• Objective:
Copy the lines holding the word "your", all of them.

• Dataset entries:

** BEGIN **

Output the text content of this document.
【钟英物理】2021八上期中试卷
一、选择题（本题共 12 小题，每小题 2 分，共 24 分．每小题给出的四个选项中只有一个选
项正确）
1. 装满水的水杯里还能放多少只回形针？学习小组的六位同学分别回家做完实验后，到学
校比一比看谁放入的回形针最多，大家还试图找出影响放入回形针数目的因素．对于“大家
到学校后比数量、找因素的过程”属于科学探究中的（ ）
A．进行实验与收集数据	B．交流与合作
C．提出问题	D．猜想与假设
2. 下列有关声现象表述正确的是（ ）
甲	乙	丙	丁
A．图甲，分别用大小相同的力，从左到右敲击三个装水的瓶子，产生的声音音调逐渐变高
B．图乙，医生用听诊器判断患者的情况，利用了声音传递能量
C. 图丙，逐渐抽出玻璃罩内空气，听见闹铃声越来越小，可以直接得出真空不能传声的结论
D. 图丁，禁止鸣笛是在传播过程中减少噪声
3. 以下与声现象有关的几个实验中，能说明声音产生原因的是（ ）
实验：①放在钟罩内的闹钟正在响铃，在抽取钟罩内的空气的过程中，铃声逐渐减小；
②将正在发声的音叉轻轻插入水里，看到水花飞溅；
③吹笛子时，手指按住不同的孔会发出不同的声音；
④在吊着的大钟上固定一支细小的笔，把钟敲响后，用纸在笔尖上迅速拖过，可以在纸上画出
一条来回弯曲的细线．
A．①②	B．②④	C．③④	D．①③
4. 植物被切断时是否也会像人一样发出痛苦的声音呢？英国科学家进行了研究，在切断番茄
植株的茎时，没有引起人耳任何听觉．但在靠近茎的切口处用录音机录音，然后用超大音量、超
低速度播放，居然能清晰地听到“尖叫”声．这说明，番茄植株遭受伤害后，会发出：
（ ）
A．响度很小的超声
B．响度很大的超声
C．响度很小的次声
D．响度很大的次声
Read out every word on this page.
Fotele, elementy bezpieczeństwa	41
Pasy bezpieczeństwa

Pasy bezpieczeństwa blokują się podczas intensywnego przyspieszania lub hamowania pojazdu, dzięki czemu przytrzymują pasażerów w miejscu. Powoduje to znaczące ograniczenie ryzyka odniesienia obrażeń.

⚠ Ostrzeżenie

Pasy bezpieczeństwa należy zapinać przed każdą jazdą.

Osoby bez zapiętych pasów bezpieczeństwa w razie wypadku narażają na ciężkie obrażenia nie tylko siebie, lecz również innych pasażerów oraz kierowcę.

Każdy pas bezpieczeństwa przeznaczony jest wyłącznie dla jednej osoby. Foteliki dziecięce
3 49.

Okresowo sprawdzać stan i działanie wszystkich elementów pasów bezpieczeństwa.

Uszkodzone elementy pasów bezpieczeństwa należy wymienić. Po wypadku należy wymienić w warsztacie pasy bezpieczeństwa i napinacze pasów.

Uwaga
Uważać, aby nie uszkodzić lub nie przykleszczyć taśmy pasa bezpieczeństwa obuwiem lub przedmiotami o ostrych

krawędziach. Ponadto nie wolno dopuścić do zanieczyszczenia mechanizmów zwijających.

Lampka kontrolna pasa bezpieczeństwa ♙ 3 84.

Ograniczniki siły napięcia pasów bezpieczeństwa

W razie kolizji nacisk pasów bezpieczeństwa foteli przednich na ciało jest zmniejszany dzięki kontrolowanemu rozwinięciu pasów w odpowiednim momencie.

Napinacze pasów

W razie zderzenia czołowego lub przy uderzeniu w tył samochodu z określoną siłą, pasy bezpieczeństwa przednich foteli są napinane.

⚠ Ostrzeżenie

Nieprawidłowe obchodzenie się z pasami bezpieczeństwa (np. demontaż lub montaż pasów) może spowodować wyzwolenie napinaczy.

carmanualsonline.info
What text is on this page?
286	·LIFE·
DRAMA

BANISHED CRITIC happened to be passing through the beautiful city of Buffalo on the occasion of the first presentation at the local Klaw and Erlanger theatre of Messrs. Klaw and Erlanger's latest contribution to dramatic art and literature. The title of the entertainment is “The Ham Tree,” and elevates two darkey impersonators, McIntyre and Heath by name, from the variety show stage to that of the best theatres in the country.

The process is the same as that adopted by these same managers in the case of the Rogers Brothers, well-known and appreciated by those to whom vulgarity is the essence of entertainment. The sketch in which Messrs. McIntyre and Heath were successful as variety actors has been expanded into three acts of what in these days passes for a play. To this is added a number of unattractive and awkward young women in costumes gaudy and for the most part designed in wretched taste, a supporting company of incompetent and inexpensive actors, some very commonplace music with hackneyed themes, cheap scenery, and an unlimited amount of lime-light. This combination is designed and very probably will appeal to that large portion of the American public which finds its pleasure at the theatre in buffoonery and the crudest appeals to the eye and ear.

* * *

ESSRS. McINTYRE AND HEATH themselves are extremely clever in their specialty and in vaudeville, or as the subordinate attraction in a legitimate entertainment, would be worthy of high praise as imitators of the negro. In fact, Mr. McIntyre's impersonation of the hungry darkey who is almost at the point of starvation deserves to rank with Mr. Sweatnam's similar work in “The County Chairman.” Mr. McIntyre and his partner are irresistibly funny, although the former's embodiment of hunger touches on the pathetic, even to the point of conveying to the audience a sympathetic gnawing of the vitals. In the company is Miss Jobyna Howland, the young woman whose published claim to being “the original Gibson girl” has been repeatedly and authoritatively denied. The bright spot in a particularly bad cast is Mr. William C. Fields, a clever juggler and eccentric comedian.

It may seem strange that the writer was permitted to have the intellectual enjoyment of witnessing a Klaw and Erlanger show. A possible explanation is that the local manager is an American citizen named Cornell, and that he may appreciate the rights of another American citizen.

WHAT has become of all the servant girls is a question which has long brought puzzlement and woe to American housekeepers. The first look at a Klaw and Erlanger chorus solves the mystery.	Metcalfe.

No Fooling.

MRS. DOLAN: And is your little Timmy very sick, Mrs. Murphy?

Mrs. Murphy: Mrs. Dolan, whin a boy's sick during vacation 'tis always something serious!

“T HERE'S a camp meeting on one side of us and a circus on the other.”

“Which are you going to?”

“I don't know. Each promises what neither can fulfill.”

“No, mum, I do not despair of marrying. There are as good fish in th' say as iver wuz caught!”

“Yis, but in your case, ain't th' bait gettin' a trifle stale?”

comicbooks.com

** END **

• The answer:
MRS. DOLAN: And is your little Timmy very sick, Mrs. Murphy?
“Yis, but in your case, ain't th' bait gettin' a trifle stale?”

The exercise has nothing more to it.